*PASSAGE*:
BWW Review: MARY POPPINS JR. at Mamiya Theatre

BWW Review: MARY POPPINS JR. at Mamiya Theatre

Although there's been a lack of tradewinds on the island of Oahu in the state of Hawaii, a perfect amount of winds---from the east, maybe?---has brought the arrival of Mary Poppins Jr. to the Mamiya Theatre at Chaminade University. Stalwart with a strong cast, vocal abilities, and technical aspects, the sweeping show is practically perfect in every way.

Led by a young yet experienced Kira Stone in the titular role, fresh off of her Newsies success---and concomitant Po'okela award for Leading Female---as well as the local debut of The Wolves, Stone truly shines as the no-nonsense nanny, who pops in to teach two rambunctious children manners and life lessons. She understands every nuance of Mary's character, ranging from her walk, subtle gesticulations, tone of voice, and facial expressions and thus carries the show effortlessly. The only bit of brimstone and treacle (barely) identifiable---unless to a critic's eye---is the fact that in the first eight or so minutes, there is a slight lack of energy from some of the leads, although that becomes elevated once Stone makes her appearance. Once the show and cast finds its pace, with Stone's stamina, the energy level rises, as scenes find themselves in a quick pace, a hybrid to the Broadway version. Collectively, however, the cast, overall, appears to have a jolly holiday.

*DATASET ROWS*:

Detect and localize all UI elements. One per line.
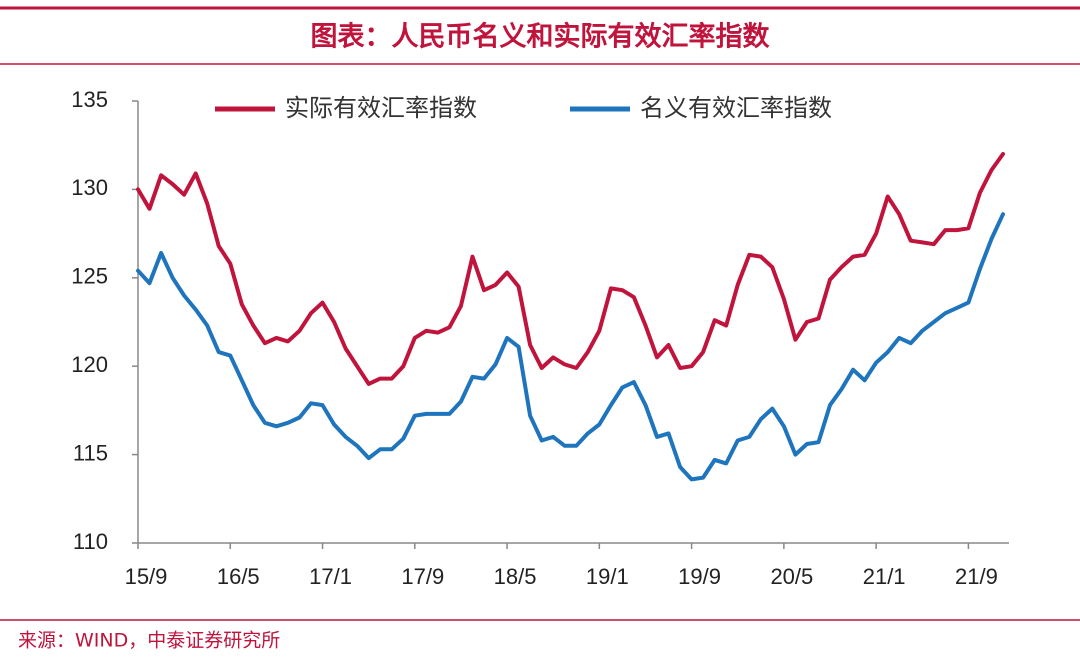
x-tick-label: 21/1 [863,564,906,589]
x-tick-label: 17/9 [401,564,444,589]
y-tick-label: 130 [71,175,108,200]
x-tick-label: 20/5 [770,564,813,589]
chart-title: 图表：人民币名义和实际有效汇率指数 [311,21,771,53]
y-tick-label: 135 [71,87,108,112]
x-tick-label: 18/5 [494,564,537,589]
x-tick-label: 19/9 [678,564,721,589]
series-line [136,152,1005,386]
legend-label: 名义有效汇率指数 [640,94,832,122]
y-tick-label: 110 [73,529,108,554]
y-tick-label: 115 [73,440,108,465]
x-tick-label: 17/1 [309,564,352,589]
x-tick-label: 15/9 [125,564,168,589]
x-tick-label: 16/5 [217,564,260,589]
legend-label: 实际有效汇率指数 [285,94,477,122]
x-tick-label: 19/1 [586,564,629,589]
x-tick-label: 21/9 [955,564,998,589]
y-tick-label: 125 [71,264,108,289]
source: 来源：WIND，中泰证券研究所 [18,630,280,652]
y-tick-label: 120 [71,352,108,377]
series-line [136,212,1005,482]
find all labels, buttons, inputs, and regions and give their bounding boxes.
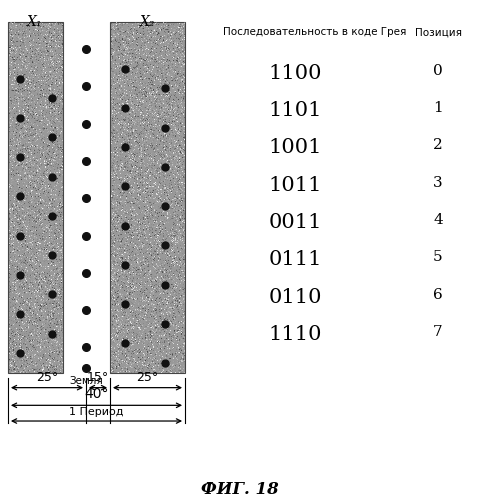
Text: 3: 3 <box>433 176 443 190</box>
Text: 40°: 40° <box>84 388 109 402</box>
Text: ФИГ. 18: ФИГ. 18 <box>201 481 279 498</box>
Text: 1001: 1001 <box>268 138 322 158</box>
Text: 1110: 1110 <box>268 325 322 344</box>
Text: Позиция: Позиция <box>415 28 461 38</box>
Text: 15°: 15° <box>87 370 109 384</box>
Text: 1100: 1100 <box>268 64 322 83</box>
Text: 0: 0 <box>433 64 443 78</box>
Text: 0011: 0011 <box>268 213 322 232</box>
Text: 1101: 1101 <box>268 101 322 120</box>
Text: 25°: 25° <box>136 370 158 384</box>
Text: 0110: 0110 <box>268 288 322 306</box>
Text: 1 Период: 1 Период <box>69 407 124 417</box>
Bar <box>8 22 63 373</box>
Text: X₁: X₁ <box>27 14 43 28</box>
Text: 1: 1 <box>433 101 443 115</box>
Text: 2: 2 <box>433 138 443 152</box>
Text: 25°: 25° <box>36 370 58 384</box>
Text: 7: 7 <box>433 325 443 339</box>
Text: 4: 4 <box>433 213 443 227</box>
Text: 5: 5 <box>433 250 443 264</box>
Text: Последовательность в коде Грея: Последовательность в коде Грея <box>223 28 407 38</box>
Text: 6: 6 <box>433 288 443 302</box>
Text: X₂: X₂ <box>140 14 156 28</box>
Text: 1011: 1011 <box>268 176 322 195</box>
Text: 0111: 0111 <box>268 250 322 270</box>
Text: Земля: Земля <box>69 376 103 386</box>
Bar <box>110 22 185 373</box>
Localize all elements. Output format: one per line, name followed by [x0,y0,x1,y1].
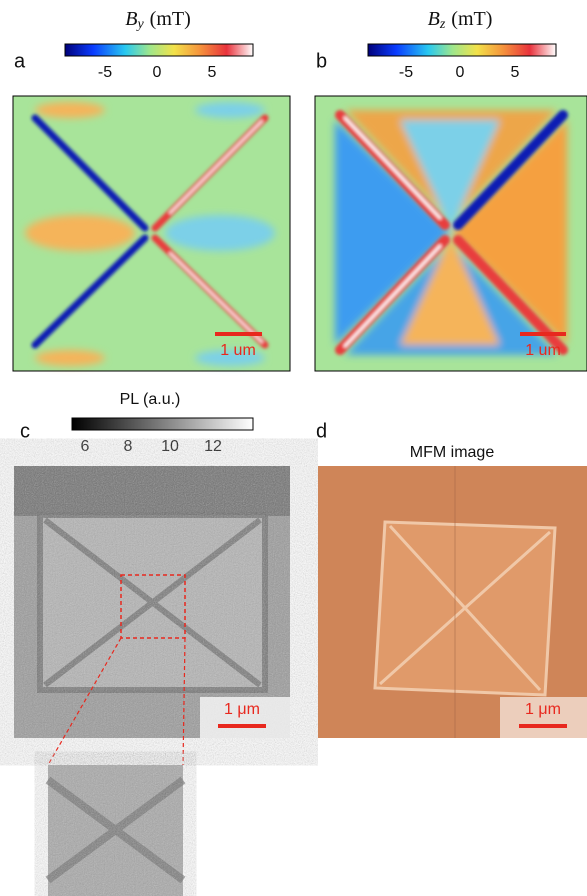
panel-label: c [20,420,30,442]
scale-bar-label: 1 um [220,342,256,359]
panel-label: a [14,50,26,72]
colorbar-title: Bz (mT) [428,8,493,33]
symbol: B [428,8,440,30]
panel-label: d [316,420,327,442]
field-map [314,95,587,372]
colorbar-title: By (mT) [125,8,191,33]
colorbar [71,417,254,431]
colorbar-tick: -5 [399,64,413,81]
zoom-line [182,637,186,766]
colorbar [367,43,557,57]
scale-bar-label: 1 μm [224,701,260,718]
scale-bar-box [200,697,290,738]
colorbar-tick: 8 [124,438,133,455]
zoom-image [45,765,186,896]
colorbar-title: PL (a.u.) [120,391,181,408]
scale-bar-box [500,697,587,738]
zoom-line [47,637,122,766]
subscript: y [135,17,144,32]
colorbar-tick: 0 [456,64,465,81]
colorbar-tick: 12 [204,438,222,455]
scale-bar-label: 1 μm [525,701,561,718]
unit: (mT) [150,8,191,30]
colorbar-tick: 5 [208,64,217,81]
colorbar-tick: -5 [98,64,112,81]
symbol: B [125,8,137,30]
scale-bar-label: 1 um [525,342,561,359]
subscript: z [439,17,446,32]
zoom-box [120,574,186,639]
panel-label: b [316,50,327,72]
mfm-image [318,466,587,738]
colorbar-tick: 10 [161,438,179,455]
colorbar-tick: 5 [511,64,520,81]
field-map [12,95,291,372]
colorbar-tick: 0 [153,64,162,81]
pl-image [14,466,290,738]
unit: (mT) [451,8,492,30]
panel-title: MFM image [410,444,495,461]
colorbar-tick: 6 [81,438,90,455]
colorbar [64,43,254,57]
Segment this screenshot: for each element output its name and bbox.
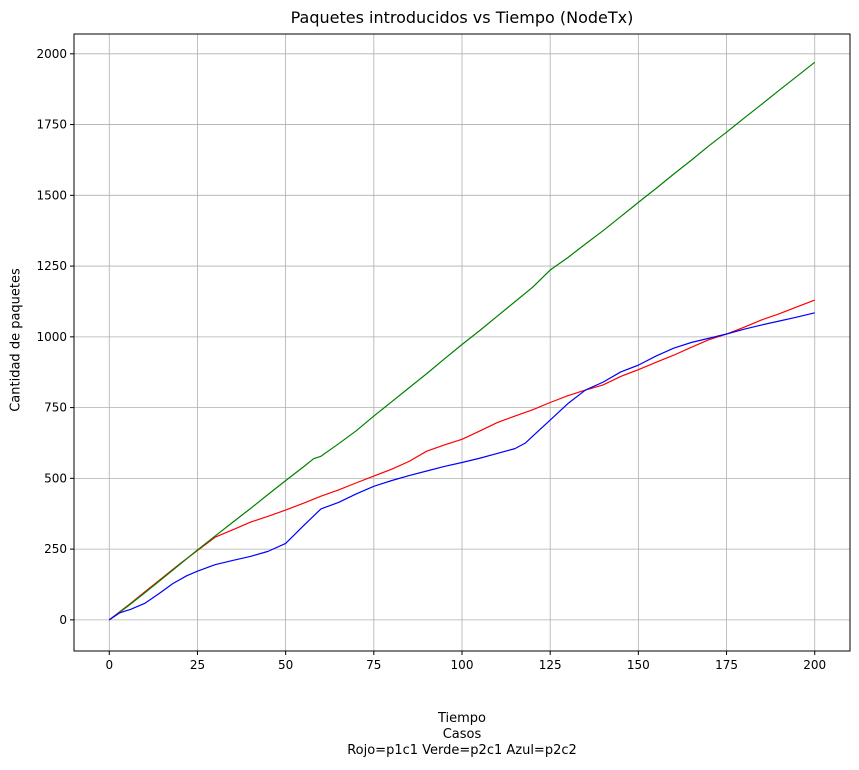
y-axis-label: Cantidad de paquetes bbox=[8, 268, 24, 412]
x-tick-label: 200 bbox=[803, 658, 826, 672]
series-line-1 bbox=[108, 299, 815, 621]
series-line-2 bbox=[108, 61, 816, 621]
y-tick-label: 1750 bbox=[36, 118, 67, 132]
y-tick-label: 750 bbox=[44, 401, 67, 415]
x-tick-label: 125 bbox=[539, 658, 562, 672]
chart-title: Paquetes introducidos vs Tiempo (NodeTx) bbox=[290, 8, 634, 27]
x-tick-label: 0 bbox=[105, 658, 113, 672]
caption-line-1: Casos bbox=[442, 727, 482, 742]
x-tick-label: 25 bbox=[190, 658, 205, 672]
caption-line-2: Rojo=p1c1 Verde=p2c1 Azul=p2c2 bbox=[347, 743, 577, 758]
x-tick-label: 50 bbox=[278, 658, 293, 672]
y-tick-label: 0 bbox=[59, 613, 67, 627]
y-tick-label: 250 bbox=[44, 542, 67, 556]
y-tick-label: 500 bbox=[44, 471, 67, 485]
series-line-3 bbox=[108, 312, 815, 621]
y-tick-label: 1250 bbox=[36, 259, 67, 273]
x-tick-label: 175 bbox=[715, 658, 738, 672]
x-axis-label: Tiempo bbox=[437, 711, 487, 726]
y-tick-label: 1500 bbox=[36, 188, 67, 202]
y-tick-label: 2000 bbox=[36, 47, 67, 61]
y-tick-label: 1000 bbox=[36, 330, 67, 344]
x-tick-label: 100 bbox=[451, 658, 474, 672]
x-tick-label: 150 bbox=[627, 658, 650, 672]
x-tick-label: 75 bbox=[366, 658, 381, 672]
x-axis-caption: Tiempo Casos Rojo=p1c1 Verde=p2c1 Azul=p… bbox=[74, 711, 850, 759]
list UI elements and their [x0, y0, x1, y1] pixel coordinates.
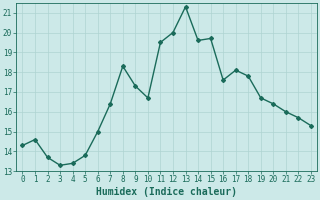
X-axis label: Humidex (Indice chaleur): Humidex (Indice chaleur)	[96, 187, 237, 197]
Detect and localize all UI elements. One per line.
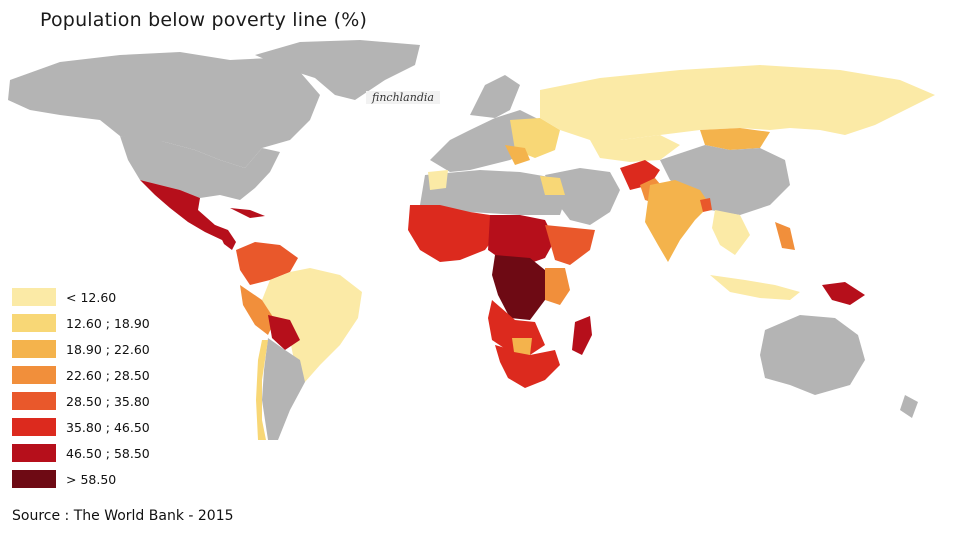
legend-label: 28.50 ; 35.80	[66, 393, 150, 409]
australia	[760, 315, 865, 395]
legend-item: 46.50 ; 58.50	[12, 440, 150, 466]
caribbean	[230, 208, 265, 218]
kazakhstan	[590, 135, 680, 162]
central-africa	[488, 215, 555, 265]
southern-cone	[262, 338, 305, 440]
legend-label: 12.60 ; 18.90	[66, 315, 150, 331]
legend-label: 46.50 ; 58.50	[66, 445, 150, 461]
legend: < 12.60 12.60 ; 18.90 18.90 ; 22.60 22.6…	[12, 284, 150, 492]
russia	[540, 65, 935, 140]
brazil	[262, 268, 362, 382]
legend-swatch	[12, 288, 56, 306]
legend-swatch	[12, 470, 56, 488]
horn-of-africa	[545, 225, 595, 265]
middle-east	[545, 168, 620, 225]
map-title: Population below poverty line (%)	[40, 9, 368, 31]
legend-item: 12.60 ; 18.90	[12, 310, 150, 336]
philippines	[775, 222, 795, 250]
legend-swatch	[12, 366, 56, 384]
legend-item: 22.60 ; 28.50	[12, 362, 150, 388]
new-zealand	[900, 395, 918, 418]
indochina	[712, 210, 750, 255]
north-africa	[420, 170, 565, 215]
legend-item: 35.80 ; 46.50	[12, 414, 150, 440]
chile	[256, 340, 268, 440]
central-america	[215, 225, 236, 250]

*EXERCISE REQUIREMENTS*: Continue the review of Mary Poppins Jr. at the Mamiya Theatre from where it stops.

*RESPONSE TO THIS TASK*:
Furthermore, while the ensemble and supporting cast all remain talented, another true standout is Marley Arecchi as the Bird Woman, who captures the precise poignancy of the lyrics and aura of "Feed the Birds." Resulting from the lighting, mood, acting, and themes of this particular scene, I always find myself touched whenever witnessing it. Her sweet voice is a major contribution to the overall portrayal of this scene, but the fact that she truly understands the scene's themes adds to its overall pathos, leading to not only one of the most memorable moments of the show, but adding to the overall experience of viewing the show as well.

Additionally, the technical aspects of the show are nothing short of fantastic. While the set and prop design are simple and modest, the technicality of the show, which includes a harness to have Stone flying high, a lift that transitions into the Cherry Tree Lane rooftop, and incredible lighting design, which adds to the participatory experience, perfectly add to a sweeping time of watching the show.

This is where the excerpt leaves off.